[TASK DATA start]

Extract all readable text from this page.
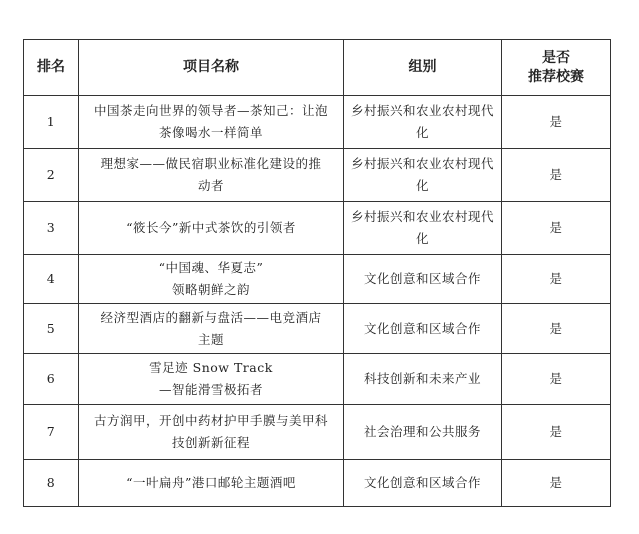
排名	项目名称	组别	是否
推荐校赛

1	中国茶走向世界的领导者—茶知己：让泡
茶像喝水一样简单	乡村振兴和农业农村现代
化	是
2	理想家——做民宿职业标准化建设的推
动者	乡村振兴和农业农村现代
化	是
3	“筱长今”新中式茶饮的引领者	乡村振兴和农业农村现代
化	是
4	“中国魂、华夏志”
领略朝鲜之韵	文化创意和区域合作	是
5	经济型酒店的翻新与盘活——电竞酒店
主题	文化创意和区域合作	是
6	雪足迹 Snow Track
—智能滑雪极拓者	科技创新和未来产业	是
7	古方润甲，开创中药材护甲手膜与美甲科
技创新新征程	社会治理和公共服务	是
8	“一叶扁舟”港口邮轮主题酒吧	文化创意和区域合作	是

[TASK DATA end]

* _REQUIRED TASK_: Leave out the pictures and transcribe the entries above exactly.

* _SOLUTION_:
Extract all readable text from this page.
排名	项目名称	组别	是否
推荐校赛

1	中国茶走向世界的领导者—茶知己：让泡
茶像喝水一样简单	乡村振兴和农业农村现代
化	是
2	理想家——做民宿职业标准化建设的推
动者	乡村振兴和农业农村现代
化	是
3	“筱长今”新中式茶饮的引领者	乡村振兴和农业农村现代
化	是
4	“中国魂、华夏志”
领略朝鲜之韵	文化创意和区域合作	是
5	经济型酒店的翻新与盘活——电竞酒店
主题	文化创意和区域合作	是
6	雪足迹 Snow Track
—智能滑雪极拓者	科技创新和未来产业	是
7	古方润甲，开创中药材护甲手膜与美甲科
技创新新征程	社会治理和公共服务	是
8	“一叶扁舟”港口邮轮主题酒吧	文化创意和区域合作	是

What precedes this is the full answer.